GOAL OF THE EXERCISE:
Below are entries. Pull out all lines containing "Define".

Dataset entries
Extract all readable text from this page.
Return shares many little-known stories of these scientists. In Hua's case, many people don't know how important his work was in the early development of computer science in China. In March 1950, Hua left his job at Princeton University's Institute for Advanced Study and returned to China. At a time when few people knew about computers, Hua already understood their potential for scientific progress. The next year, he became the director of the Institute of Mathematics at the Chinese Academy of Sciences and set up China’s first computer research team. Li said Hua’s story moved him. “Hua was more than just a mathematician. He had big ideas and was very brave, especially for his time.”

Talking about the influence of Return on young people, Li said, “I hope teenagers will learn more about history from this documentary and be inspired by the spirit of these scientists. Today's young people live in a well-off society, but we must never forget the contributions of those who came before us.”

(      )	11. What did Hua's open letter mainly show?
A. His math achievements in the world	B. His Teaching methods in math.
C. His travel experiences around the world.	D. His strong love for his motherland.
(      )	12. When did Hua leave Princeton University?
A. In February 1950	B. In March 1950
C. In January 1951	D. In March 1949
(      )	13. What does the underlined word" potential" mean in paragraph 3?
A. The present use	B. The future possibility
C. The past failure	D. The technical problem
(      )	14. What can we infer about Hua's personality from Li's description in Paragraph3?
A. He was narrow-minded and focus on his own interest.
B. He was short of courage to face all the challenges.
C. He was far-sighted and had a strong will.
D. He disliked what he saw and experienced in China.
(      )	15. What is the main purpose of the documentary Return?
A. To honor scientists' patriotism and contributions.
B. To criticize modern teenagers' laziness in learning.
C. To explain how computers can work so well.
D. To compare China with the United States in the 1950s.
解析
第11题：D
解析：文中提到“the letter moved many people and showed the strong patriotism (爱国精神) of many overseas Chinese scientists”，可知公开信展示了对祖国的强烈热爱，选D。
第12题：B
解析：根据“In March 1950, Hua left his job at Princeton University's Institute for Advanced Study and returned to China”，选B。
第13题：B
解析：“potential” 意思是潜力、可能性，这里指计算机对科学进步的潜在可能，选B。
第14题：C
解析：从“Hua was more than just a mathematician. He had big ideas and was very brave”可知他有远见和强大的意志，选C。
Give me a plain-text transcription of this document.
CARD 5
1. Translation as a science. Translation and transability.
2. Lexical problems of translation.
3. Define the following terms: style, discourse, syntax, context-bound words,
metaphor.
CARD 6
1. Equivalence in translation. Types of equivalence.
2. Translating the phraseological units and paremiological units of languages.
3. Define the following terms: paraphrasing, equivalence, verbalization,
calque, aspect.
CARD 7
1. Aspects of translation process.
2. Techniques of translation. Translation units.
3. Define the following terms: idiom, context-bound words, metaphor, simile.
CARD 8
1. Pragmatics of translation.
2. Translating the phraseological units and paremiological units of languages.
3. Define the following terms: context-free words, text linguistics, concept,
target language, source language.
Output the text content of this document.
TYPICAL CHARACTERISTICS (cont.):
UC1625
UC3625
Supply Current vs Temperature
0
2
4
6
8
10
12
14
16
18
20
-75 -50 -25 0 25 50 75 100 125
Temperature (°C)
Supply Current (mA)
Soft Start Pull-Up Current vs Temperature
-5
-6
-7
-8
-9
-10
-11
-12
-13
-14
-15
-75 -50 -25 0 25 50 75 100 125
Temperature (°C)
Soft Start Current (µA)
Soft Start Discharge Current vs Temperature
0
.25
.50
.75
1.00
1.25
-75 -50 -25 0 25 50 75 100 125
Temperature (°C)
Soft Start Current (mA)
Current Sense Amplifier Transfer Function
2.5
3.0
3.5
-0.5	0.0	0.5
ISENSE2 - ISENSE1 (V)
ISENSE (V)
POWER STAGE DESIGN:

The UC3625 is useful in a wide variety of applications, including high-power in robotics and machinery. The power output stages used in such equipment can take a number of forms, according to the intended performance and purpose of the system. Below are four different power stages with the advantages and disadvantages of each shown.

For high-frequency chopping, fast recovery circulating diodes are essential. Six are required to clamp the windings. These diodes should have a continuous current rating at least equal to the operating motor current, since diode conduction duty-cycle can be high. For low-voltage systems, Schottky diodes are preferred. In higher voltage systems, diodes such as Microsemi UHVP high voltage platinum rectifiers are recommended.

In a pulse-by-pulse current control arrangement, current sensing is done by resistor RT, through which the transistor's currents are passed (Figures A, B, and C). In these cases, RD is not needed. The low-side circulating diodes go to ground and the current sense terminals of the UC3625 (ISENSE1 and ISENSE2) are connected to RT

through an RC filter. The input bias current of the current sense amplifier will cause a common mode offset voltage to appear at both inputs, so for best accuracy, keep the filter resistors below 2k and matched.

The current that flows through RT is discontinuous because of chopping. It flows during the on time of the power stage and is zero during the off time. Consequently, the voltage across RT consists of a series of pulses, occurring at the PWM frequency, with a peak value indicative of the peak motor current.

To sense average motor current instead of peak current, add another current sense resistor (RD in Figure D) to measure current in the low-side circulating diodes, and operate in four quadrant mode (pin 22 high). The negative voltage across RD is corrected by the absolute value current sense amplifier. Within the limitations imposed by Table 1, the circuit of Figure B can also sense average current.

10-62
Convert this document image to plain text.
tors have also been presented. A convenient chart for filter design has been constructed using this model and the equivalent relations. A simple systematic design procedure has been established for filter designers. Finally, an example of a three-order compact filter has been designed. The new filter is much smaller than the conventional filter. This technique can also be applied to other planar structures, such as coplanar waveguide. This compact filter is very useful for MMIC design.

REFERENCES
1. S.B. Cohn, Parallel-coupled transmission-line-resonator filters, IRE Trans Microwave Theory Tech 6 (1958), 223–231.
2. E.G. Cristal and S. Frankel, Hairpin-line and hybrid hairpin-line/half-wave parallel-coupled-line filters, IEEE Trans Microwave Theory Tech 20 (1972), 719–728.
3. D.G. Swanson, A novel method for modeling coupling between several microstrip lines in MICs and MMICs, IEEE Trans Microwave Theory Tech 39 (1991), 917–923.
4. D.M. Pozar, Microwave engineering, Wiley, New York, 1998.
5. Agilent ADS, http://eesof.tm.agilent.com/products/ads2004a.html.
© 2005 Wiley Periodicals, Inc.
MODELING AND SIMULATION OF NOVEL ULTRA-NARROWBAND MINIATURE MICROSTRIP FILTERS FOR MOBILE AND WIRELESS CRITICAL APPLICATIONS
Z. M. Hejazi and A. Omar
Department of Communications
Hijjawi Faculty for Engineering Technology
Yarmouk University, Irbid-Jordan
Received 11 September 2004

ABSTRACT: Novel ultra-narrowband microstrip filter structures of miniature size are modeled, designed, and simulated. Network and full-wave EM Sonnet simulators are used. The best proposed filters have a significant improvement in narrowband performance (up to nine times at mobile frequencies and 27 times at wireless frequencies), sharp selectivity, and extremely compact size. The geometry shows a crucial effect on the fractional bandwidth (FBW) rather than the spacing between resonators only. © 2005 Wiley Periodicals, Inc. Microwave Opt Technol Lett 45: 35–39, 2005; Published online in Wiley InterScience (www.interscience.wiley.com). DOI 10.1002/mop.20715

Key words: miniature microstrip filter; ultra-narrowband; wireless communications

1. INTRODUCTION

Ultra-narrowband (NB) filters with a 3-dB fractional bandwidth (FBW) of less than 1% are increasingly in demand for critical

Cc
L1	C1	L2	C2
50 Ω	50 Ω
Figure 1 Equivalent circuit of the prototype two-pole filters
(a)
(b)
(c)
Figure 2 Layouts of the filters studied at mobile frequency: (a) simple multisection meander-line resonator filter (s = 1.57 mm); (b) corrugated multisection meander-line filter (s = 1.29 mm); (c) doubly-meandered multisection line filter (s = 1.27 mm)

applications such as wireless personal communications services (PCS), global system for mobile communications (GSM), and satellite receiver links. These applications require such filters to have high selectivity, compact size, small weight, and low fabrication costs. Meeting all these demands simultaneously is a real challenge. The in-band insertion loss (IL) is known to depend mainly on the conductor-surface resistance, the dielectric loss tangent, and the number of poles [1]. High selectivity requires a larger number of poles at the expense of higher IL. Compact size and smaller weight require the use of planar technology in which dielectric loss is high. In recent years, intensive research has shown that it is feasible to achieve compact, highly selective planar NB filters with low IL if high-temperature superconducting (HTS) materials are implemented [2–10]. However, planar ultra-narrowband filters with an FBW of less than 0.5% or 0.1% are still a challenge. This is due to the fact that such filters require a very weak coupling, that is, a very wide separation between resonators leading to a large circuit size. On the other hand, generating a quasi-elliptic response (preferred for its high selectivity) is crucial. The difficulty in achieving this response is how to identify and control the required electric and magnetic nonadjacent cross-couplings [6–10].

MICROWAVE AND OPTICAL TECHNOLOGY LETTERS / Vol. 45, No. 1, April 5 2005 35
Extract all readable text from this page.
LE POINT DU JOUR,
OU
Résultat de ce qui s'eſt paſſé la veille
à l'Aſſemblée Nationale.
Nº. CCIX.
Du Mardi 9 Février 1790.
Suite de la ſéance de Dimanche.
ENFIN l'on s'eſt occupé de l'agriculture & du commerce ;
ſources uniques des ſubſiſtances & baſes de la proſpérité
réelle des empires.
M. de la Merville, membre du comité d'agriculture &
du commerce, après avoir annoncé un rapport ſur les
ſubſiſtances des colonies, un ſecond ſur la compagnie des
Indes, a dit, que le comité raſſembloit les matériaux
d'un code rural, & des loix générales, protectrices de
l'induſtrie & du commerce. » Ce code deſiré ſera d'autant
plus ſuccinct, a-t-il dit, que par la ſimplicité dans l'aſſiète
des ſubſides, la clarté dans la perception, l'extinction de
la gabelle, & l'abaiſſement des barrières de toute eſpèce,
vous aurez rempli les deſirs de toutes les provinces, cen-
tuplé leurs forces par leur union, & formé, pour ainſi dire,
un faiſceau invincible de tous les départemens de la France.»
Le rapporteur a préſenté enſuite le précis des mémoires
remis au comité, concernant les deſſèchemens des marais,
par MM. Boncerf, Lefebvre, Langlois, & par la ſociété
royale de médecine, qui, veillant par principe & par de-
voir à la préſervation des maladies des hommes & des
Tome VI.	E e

OUTPUT OF THE EXERCISE:
3. Define the following terms: style, discourse, syntax, context-bound words,
3. Define the following terms: paraphrasing, equivalence, verbalization,
3. Define the following terms: idiom, context-bound words, metaphor, simile.
3. Define the following terms: context-free words, text linguistics, concept,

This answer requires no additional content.